-- Exercise task --
Your answer should be a single number: the count of lines that include "name".

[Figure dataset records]
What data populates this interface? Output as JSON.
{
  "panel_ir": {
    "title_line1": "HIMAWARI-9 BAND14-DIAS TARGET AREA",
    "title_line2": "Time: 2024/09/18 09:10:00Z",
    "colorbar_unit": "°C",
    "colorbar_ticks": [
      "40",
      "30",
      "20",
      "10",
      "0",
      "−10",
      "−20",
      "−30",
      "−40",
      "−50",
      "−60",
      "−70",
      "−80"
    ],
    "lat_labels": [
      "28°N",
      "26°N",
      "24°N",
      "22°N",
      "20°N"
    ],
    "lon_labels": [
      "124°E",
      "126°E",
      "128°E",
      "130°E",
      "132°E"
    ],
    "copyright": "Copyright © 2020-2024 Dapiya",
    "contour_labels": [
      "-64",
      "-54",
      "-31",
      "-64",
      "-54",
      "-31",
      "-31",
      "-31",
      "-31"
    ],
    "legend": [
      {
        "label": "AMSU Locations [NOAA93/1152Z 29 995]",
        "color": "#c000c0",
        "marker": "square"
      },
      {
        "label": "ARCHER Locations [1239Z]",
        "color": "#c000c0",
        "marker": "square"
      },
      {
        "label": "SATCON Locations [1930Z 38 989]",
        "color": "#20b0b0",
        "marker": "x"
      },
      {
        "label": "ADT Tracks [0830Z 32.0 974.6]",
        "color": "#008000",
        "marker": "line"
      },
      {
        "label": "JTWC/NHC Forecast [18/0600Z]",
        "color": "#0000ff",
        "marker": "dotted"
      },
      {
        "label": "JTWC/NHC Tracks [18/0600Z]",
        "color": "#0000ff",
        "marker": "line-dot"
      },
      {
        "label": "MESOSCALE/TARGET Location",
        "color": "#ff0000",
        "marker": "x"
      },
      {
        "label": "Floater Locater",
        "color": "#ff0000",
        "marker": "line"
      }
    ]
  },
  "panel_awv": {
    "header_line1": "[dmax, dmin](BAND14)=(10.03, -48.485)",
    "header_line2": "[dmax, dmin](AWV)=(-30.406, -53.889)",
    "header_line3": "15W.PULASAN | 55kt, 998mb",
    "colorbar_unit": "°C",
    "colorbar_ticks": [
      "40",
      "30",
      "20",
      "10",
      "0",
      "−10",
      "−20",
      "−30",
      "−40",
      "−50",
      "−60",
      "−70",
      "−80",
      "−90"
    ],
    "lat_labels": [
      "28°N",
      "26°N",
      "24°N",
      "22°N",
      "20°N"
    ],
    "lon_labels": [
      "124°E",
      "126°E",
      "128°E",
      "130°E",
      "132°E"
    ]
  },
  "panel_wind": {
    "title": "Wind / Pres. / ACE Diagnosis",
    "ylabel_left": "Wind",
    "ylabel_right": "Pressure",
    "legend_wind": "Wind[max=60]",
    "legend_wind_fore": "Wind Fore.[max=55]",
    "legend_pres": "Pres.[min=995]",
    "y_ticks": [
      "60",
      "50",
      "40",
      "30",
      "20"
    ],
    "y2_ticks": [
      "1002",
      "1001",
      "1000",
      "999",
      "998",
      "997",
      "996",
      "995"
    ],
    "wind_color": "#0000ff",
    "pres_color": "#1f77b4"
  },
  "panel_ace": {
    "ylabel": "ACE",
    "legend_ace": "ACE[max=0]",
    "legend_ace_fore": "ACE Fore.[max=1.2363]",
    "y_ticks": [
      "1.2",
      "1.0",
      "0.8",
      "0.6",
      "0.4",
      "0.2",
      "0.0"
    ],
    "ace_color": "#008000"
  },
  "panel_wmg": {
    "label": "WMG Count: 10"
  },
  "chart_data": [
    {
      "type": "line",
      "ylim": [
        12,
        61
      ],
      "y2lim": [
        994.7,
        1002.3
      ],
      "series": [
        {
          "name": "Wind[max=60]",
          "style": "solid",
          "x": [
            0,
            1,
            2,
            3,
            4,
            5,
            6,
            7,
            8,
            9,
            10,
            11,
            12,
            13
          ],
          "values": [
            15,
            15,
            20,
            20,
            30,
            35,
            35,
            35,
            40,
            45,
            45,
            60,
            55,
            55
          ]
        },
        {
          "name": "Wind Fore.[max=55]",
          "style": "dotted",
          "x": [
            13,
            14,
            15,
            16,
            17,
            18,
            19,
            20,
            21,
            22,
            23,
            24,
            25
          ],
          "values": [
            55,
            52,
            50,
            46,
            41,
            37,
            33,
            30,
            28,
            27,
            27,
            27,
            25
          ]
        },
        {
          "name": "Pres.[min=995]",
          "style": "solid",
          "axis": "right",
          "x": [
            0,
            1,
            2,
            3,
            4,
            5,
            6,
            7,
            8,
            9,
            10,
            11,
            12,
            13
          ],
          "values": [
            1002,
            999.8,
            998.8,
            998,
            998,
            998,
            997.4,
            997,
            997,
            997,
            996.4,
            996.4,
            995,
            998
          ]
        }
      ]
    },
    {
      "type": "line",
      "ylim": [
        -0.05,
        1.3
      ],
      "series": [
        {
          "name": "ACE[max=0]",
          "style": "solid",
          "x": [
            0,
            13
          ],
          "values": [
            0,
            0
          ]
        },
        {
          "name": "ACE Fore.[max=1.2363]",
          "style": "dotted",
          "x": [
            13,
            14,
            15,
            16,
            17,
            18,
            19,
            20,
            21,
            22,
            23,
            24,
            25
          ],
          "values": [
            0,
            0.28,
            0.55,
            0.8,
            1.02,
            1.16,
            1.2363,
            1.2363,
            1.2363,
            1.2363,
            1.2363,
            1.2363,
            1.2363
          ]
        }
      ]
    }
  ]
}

-- Complete output --
5